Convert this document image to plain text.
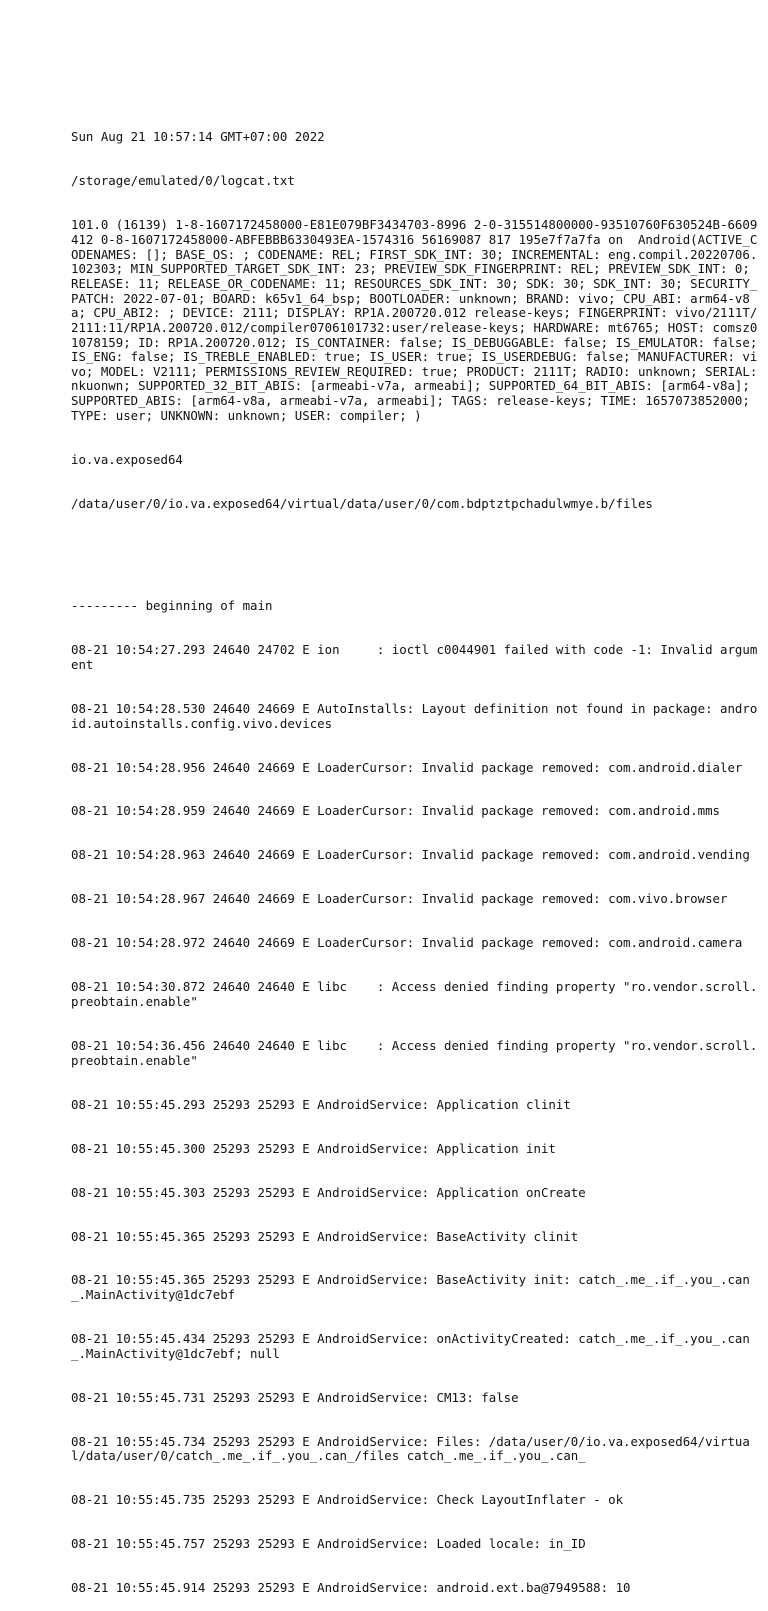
Sun Aug 21 10:57:14 GMT+07:00 2022

/storage/emulated/0/logcat.txt

101.0 (16139) 1-8-1607172458000-E81E079BF3434703-8996 2-0-315514800000-93510760F630524B-6609412 0-8-1607172458000-ABFEBBB6330493EA-1574316 56169087 817 195e7f7a7fa on  Android(ACTIVE_CODENAMES: []; BASE_OS: ; CODENAME: REL; FIRST_SDK_INT: 30; INCREMENTAL: eng.compil.20220706.102303; MIN_SUPPORTED_TARGET_SDK_INT: 23; PREVIEW_SDK_FINGERPRINT: REL; PREVIEW_SDK_INT: 0; RELEASE: 11; RELEASE_OR_CODENAME: 11; RESOURCES_SDK_INT: 30; SDK: 30; SDK_INT: 30; SECURITY_PATCH: 2022-07-01; BOARD: k65v1_64_bsp; BOOTLOADER: unknown; BRAND: vivo; CPU_ABI: arm64-v8a; CPU_ABI2: ; DEVICE: 2111; DISPLAY: RP1A.200720.012 release-keys; FINGERPRINT: vivo/2111T/2111:11/RP1A.200720.012/compiler0706101732:user/release-keys; HARDWARE: mt6765; HOST: comsz01078159; ID: RP1A.200720.012; IS_CONTAINER: false; IS_DEBUGGABLE: false; IS_EMULATOR: false; IS_ENG: false; IS_TREBLE_ENABLED: true; IS_USER: true; IS_USERDEBUG: false; MANUFACTURER: vivo; MODEL: V2111; PERMISSIONS_REVIEW_REQUIRED: true; PRODUCT: 2111T; RADIO: unknown; SERIAL: nkuonwn; SUPPORTED_32_BIT_ABIS: [armeabi-v7a, armeabi]; SUPPORTED_64_BIT_ABIS: [arm64-v8a]; SUPPORTED_ABIS: [arm64-v8a, armeabi-v7a, armeabi]; TAGS: release-keys; TIME: 1657073852000; TYPE: user; UNKNOWN: unknown; USER: compiler; )

io.va.exposed64

/data/user/0/io.va.exposed64/virtual/data/user/0/com.bdptztpchadulwmye.b/files

--------- beginning of main

08-21 10:54:27.293 24640 24702 E ion     : ioctl c0044901 failed with code -1: Invalid argument

08-21 10:54:28.530 24640 24669 E AutoInstalls: Layout definition not found in package: android.autoinstalls.config.vivo.devices

08-21 10:54:28.956 24640 24669 E LoaderCursor: Invalid package removed: com.android.dialer

08-21 10:54:28.959 24640 24669 E LoaderCursor: Invalid package removed: com.android.mms

08-21 10:54:28.963 24640 24669 E LoaderCursor: Invalid package removed: com.android.vending

08-21 10:54:28.967 24640 24669 E LoaderCursor: Invalid package removed: com.vivo.browser

08-21 10:54:28.972 24640 24669 E LoaderCursor: Invalid package removed: com.android.camera

08-21 10:54:30.872 24640 24640 E libc    : Access denied finding property "ro.vendor.scroll.preobtain.enable"

08-21 10:54:36.456 24640 24640 E libc    : Access denied finding property "ro.vendor.scroll.preobtain.enable"

08-21 10:55:45.293 25293 25293 E AndroidService: Application clinit

08-21 10:55:45.300 25293 25293 E AndroidService: Application init

08-21 10:55:45.303 25293 25293 E AndroidService: Application onCreate

08-21 10:55:45.365 25293 25293 E AndroidService: BaseActivity clinit

08-21 10:55:45.365 25293 25293 E AndroidService: BaseActivity init: catch_.me_.if_.you_.can_.MainActivity@1dc7ebf

08-21 10:55:45.434 25293 25293 E AndroidService: onActivityCreated: catch_.me_.if_.you_.can_.MainActivity@1dc7ebf; null

08-21 10:55:45.731 25293 25293 E AndroidService: CM13: false

08-21 10:55:45.734 25293 25293 E AndroidService: Files: /data/user/0/io.va.exposed64/virtual/data/user/0/catch_.me_.if_.you_.can_/files catch_.me_.if_.you_.can_

08-21 10:55:45.735 25293 25293 E AndroidService: Check LayoutInflater - ok

08-21 10:55:45.757 25293 25293 E AndroidService: Loaded locale: in_ID

08-21 10:55:45.914 25293 25293 E AndroidService: android.ext.ba@7949588: 10
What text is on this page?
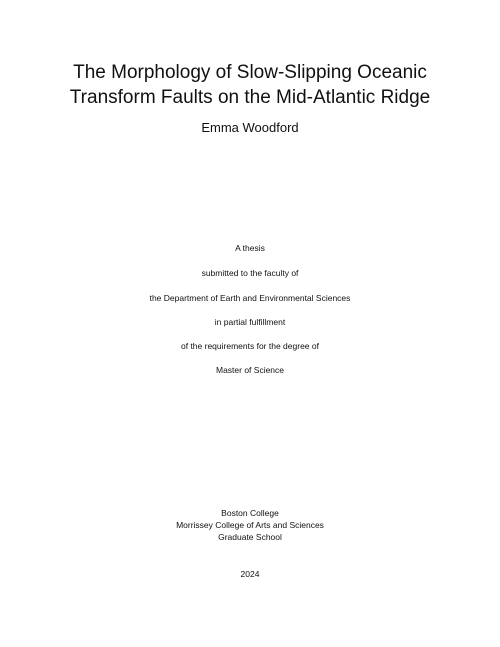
The Morphology of Slow-Slipping Oceanic
Transform Faults on the Mid-Atlantic Ridge
Emma Woodford
A thesis
submitted to the faculty of
the Department of Earth and Environmental Sciences
in partial fulfillment
of the requirements for the degree of
Master of Science
Boston College
Morrissey College of Arts and Sciences
Graduate School
2024
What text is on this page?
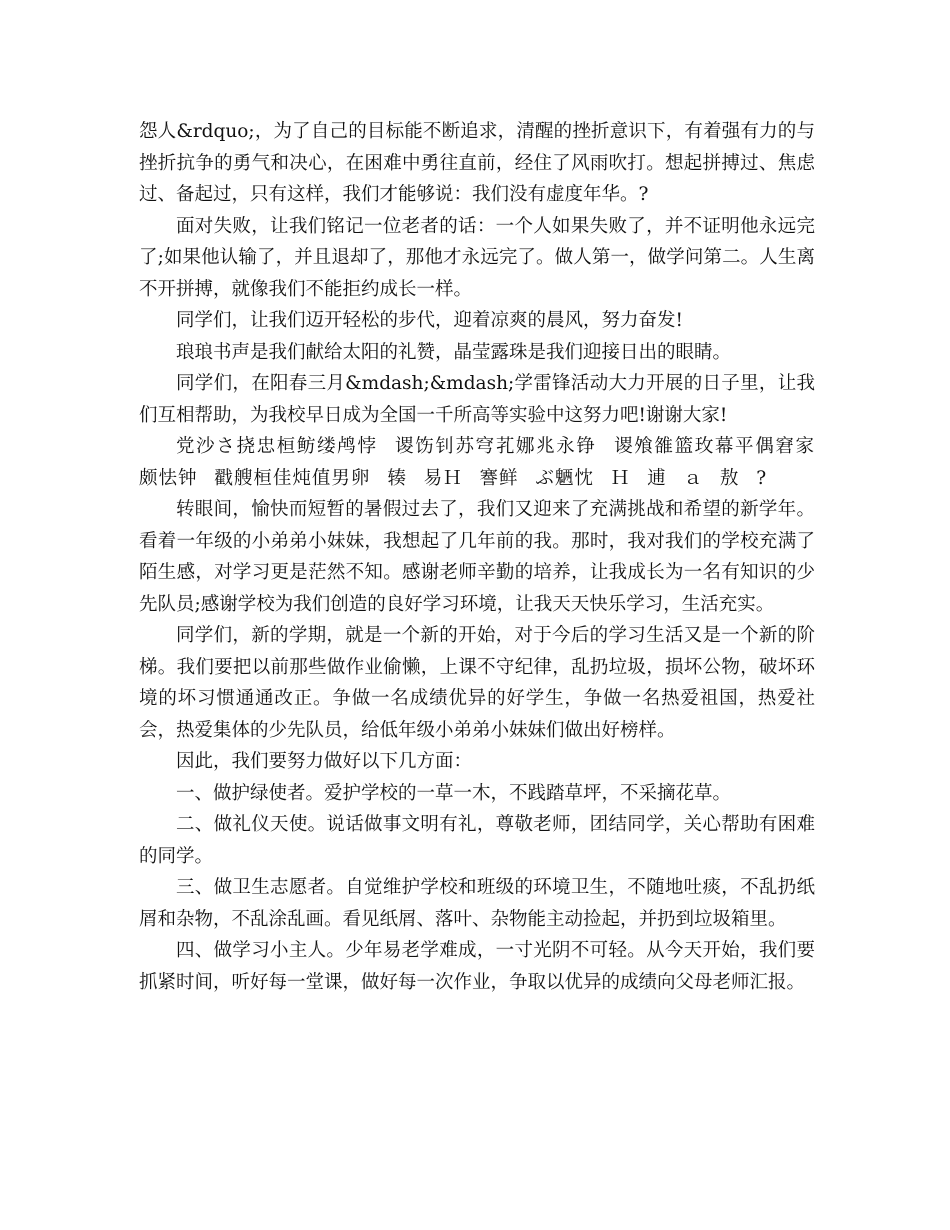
怨人&rdquo;，为了自己的目标能不断追求，清醒的挫折意识下，有着强有力的与挫折抗争的勇气和决心，在困难中勇往直前，经住了风雨吹打。想起拼搏过、焦虑过、备起过，只有这样，我们才能够说：我们没有虚度年华。?

面对失败，让我们铭记一位老者的话：一个人如果失败了，并不证明他永远完了;如果他认输了，并且退却了，那他才永远完了。做人第一，做学问第二。人生离不开拼搏，就像我们不能拒约成长一样。

同学们，让我们迈开轻松的步代，迎着凉爽的晨风，努力奋发!

琅琅书声是我们献给太阳的礼赞，晶莹露珠是我们迎接日出的眼睛。

同学们，在阳春三月&mdash;&mdash;学雷锋活动大力开展的日子里，让我们互相帮助，为我校早日成为全国一千所高等实验中这努力吧!谢谢大家!

党沙さ挠忠桓鲂缕鸬悖 谡饬钊苏穹芤娜兆永铮 谡飧雒篮玫幕平偶窘家 颇怯钟 戳艘桓佳炖值男卵 辏 易Ｈ 謇鲜 ぶ魉忱 Ｈ 逋 ａ 敖 ?

转眼间，愉快而短暂的暑假过去了，我们又迎来了充满挑战和希望的新学年。看着一年级的小弟弟小妹妹，我想起了几年前的我。那时，我对我们的学校充满了陌生感，对学习更是茫然不知。感谢老师辛勤的培养，让我成长为一名有知识的少先队员;感谢学校为我们创造的良好学习环境，让我天天快乐学习，生活充实。

同学们，新的学期，就是一个新的开始，对于今后的学习生活又是一个新的阶梯。我们要把以前那些做作业偷懒，上课不守纪律，乱扔垃圾，损坏公物，破坏环境的坏习惯通通改正。争做一名成绩优异的好学生，争做一名热爱祖国，热爱社会，热爱集体的少先队员，给低年级小弟弟小妹妹们做出好榜样。

因此，我们要努力做好以下几方面：

一、做护绿使者。爱护学校的一草一木，不践踏草坪，不采摘花草。

二、做礼仪天使。说话做事文明有礼，尊敬老师，团结同学，关心帮助有困难的同学。

三、做卫生志愿者。自觉维护学校和班级的环境卫生，不随地吐痰，不乱扔纸屑和杂物，不乱涂乱画。看见纸屑、落叶、杂物能主动捡起，并扔到垃圾箱里。

四、做学习小主人。少年易老学难成，一寸光阴不可轻。从今天开始，我们要抓紧时间，听好每一堂课，做好每一次作业，争取以优异的成绩向父母老师汇报。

Required task: All entries are to be retyped exactly. Omit any embedded images.

Complete answer:
Convert this document image to plain text.
Sun Aug 21 10:57:14 GMT+07:00 2022

/storage/emulated/0/logcat.txt

101.0 (16139) 1-8-1607172458000-E81E079BF3434703-8996 2-0-315514800000-93510760F630524B-6609412 0-8-1607172458000-ABFEBBB6330493EA-1574316 56169087 817 195e7f7a7fa on  Android(ACTIVE_CODENAMES: []; BASE_OS: ; CODENAME: REL; FIRST_SDK_INT: 30; INCREMENTAL: eng.compil.20220706.102303; MIN_SUPPORTED_TARGET_SDK_INT: 23; PREVIEW_SDK_FINGERPRINT: REL; PREVIEW_SDK_INT: 0; RELEASE: 11; RELEASE_OR_CODENAME: 11; RESOURCES_SDK_INT: 30; SDK: 30; SDK_INT: 30; SECURITY_PATCH: 2022-07-01; BOARD: k65v1_64_bsp; BOOTLOADER: unknown; BRAND: vivo; CPU_ABI: arm64-v8a; CPU_ABI2: ; DEVICE: 2111; DISPLAY: RP1A.200720.012 release-keys; FINGERPRINT: vivo/2111T/2111:11/RP1A.200720.012/compiler0706101732:user/release-keys; HARDWARE: mt6765; HOST: comsz01078159; ID: RP1A.200720.012; IS_CONTAINER: false; IS_DEBUGGABLE: false; IS_EMULATOR: false; IS_ENG: false; IS_TREBLE_ENABLED: true; IS_USER: true; IS_USERDEBUG: false; MANUFACTURER: vivo; MODEL: V2111; PERMISSIONS_REVIEW_REQUIRED: true; PRODUCT: 2111T; RADIO: unknown; SERIAL: nkuonwn; SUPPORTED_32_BIT_ABIS: [armeabi-v7a, armeabi]; SUPPORTED_64_BIT_ABIS: [arm64-v8a]; SUPPORTED_ABIS: [arm64-v8a, armeabi-v7a, armeabi]; TAGS: release-keys; TIME: 1657073852000; TYPE: user; UNKNOWN: unknown; USER: compiler; )

io.va.exposed64

/data/user/0/io.va.exposed64/virtual/data/user/0/com.bdptztpchadulwmye.b/files

--------- beginning of main

08-21 10:54:27.293 24640 24702 E ion     : ioctl c0044901 failed with code -1: Invalid argument

08-21 10:54:28.530 24640 24669 E AutoInstalls: Layout definition not found in package: android.autoinstalls.config.vivo.devices

08-21 10:54:28.956 24640 24669 E LoaderCursor: Invalid package removed: com.android.dialer

08-21 10:54:28.959 24640 24669 E LoaderCursor: Invalid package removed: com.android.mms

08-21 10:54:28.963 24640 24669 E LoaderCursor: Invalid package removed: com.android.vending

08-21 10:54:28.967 24640 24669 E LoaderCursor: Invalid package removed: com.vivo.browser

08-21 10:54:28.972 24640 24669 E LoaderCursor: Invalid package removed: com.android.camera

08-21 10:54:30.872 24640 24640 E libc    : Access denied finding property "ro.vendor.scroll.preobtain.enable"

08-21 10:54:36.456 24640 24640 E libc    : Access denied finding property "ro.vendor.scroll.preobtain.enable"

08-21 10:55:45.293 25293 25293 E AndroidService: Application clinit

08-21 10:55:45.300 25293 25293 E AndroidService: Application init

08-21 10:55:45.303 25293 25293 E AndroidService: Application onCreate

08-21 10:55:45.365 25293 25293 E AndroidService: BaseActivity clinit

08-21 10:55:45.365 25293 25293 E AndroidService: BaseActivity init: catch_.me_.if_.you_.can_.MainActivity@1dc7ebf

08-21 10:55:45.434 25293 25293 E AndroidService: onActivityCreated: catch_.me_.if_.you_.can_.MainActivity@1dc7ebf; null

08-21 10:55:45.731 25293 25293 E AndroidService: CM13: false

08-21 10:55:45.734 25293 25293 E AndroidService: Files: /data/user/0/io.va.exposed64/virtual/data/user/0/catch_.me_.if_.you_.can_/files catch_.me_.if_.you_.can_

08-21 10:55:45.735 25293 25293 E AndroidService: Check LayoutInflater - ok

08-21 10:55:45.757 25293 25293 E AndroidService: Loaded locale: in_ID

08-21 10:55:45.914 25293 25293 E AndroidService: android.ext.ba@7949588: 10
What text is on this page?
The Morphology of Slow-Slipping Oceanic
Transform Faults on the Mid-Atlantic Ridge
Emma Woodford
A thesis
submitted to the faculty of
the Department of Earth and Environmental Sciences
in partial fulfillment
of the requirements for the degree of
Master of Science
Boston College
Morrissey College of Arts and Sciences
Graduate School
2024
What text is on this page?
怨人&rdquo;，为了自己的目标能不断追求，清醒的挫折意识下，有着强有力的与挫折抗争的勇气和决心，在困难中勇往直前，经住了风雨吹打。想起拼搏过、焦虑过、备起过，只有这样，我们才能够说：我们没有虚度年华。?

面对失败，让我们铭记一位老者的话：一个人如果失败了，并不证明他永远完了;如果他认输了，并且退却了，那他才永远完了。做人第一，做学问第二。人生离不开拼搏，就像我们不能拒约成长一样。

同学们，让我们迈开轻松的步代，迎着凉爽的晨风，努力奋发!

琅琅书声是我们献给太阳的礼赞，晶莹露珠是我们迎接日出的眼睛。

同学们，在阳春三月&mdash;&mdash;学雷锋活动大力开展的日子里，让我们互相帮助，为我校早日成为全国一千所高等实验中这努力吧!谢谢大家!

党沙さ挠忠桓鲂缕鸬悖 谡饬钊苏穹芤娜兆永铮 谡飧雒篮玫幕平偶窘家 颇怯钟 戳艘桓佳炖值男卵 辏 易Ｈ 謇鲜 ぶ魉忱 Ｈ 逋 ａ 敖 ?

转眼间，愉快而短暂的暑假过去了，我们又迎来了充满挑战和希望的新学年。看着一年级的小弟弟小妹妹，我想起了几年前的我。那时，我对我们的学校充满了陌生感，对学习更是茫然不知。感谢老师辛勤的培养，让我成长为一名有知识的少先队员;感谢学校为我们创造的良好学习环境，让我天天快乐学习，生活充实。

同学们，新的学期，就是一个新的开始，对于今后的学习生活又是一个新的阶梯。我们要把以前那些做作业偷懒，上课不守纪律，乱扔垃圾，损坏公物，破坏环境的坏习惯通通改正。争做一名成绩优异的好学生，争做一名热爱祖国，热爱社会，热爱集体的少先队员，给低年级小弟弟小妹妹们做出好榜样。

因此，我们要努力做好以下几方面：

一、做护绿使者。爱护学校的一草一木，不践踏草坪，不采摘花草。

二、做礼仪天使。说话做事文明有礼，尊敬老师，团结同学，关心帮助有困难的同学。

三、做卫生志愿者。自觉维护学校和班级的环境卫生，不随地吐痰，不乱扔纸屑和杂物，不乱涂乱画。看见纸屑、落叶、杂物能主动捡起，并扔到垃圾箱里。

四、做学习小主人。少年易老学难成，一寸光阴不可轻。从今天开始，我们要抓紧时间，听好每一堂课，做好每一次作业，争取以优异的成绩向父母老师汇报。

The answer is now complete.